::: DATA EXCERPTS

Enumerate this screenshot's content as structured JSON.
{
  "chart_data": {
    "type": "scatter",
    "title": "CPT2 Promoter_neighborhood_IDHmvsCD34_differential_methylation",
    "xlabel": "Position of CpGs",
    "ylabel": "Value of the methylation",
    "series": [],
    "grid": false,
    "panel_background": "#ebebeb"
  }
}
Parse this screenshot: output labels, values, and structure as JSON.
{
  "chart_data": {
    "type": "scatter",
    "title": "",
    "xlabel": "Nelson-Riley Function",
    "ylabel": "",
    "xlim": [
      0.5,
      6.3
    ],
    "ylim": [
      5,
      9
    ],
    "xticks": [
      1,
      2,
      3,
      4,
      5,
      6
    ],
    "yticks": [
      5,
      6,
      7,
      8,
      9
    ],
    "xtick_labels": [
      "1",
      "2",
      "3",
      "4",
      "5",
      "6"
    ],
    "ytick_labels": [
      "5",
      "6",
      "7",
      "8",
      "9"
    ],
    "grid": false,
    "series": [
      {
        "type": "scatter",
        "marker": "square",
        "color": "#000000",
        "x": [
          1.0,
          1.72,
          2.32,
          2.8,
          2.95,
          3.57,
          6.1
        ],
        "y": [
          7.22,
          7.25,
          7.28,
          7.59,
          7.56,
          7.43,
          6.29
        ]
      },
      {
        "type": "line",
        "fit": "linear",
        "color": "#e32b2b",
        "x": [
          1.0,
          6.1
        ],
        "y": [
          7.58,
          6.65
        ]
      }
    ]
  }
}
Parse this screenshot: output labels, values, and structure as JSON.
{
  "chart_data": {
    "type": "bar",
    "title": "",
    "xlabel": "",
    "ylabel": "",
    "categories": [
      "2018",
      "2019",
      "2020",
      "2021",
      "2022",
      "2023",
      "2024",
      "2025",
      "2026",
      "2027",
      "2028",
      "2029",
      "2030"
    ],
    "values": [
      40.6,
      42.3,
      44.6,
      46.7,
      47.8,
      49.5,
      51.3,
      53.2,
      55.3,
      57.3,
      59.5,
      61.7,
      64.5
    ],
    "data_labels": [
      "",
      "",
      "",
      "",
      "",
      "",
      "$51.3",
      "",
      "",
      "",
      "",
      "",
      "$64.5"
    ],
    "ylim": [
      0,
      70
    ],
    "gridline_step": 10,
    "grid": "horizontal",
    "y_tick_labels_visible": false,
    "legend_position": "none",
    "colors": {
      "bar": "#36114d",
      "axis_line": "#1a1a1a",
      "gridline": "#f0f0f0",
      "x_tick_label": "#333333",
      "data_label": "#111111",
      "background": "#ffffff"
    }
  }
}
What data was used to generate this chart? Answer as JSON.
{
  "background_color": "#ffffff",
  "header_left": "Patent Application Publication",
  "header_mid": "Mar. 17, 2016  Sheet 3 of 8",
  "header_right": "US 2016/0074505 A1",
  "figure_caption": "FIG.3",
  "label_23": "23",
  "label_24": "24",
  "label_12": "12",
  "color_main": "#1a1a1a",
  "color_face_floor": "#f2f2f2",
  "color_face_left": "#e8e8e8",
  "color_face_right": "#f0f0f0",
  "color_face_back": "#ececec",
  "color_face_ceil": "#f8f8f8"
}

::::::

#### YOUR TASK:
Retype every entry above, word for word.

#### TASK RESPONSE:
Enumerate this screenshot's content as structured JSON.
{
  "chart_data": {
    "type": "scatter",
    "title": "CPT2 Promoter_neighborhood_IDHmvsCD34_differential_methylation",
    "xlabel": "Position of CpGs",
    "ylabel": "Value of the methylation",
    "series": [],
    "grid": false,
    "panel_background": "#ebebeb"
  }
}
Parse this screenshot: output labels, values, and structure as JSON.
{
  "chart_data": {
    "type": "scatter",
    "title": "",
    "xlabel": "Nelson-Riley Function",
    "ylabel": "",
    "xlim": [
      0.5,
      6.3
    ],
    "ylim": [
      5,
      9
    ],
    "xticks": [
      1,
      2,
      3,
      4,
      5,
      6
    ],
    "yticks": [
      5,
      6,
      7,
      8,
      9
    ],
    "xtick_labels": [
      "1",
      "2",
      "3",
      "4",
      "5",
      "6"
    ],
    "ytick_labels": [
      "5",
      "6",
      "7",
      "8",
      "9"
    ],
    "grid": false,
    "series": [
      {
        "type": "scatter",
        "marker": "square",
        "color": "#000000",
        "x": [
          1.0,
          1.72,
          2.32,
          2.8,
          2.95,
          3.57,
          6.1
        ],
        "y": [
          7.22,
          7.25,
          7.28,
          7.59,
          7.56,
          7.43,
          6.29
        ]
      },
      {
        "type": "line",
        "fit": "linear",
        "color": "#e32b2b",
        "x": [
          1.0,
          6.1
        ],
        "y": [
          7.58,
          6.65
        ]
      }
    ]
  }
}
Parse this screenshot: output labels, values, and structure as JSON.
{
  "chart_data": {
    "type": "bar",
    "title": "",
    "xlabel": "",
    "ylabel": "",
    "categories": [
      "2018",
      "2019",
      "2020",
      "2021",
      "2022",
      "2023",
      "2024",
      "2025",
      "2026",
      "2027",
      "2028",
      "2029",
      "2030"
    ],
    "values": [
      40.6,
      42.3,
      44.6,
      46.7,
      47.8,
      49.5,
      51.3,
      53.2,
      55.3,
      57.3,
      59.5,
      61.7,
      64.5
    ],
    "data_labels": [
      "",
      "",
      "",
      "",
      "",
      "",
      "$51.3",
      "",
      "",
      "",
      "",
      "",
      "$64.5"
    ],
    "ylim": [
      0,
      70
    ],
    "gridline_step": 10,
    "grid": "horizontal",
    "y_tick_labels_visible": false,
    "legend_position": "none",
    "colors": {
      "bar": "#36114d",
      "axis_line": "#1a1a1a",
      "gridline": "#f0f0f0",
      "x_tick_label": "#333333",
      "data_label": "#111111",
      "background": "#ffffff"
    }
  }
}
What data was used to generate this chart? Answer as JSON.
{
  "background_color": "#ffffff",
  "header_left": "Patent Application Publication",
  "header_mid": "Mar. 17, 2016  Sheet 3 of 8",
  "header_right": "US 2016/0074505 A1",
  "figure_caption": "FIG.3",
  "label_23": "23",
  "label_24": "24",
  "label_12": "12",
  "color_main": "#1a1a1a",
  "color_face_floor": "#f2f2f2",
  "color_face_left": "#e8e8e8",
  "color_face_right": "#f0f0f0",
  "color_face_back": "#ececec",
  "color_face_ceil": "#f8f8f8"
}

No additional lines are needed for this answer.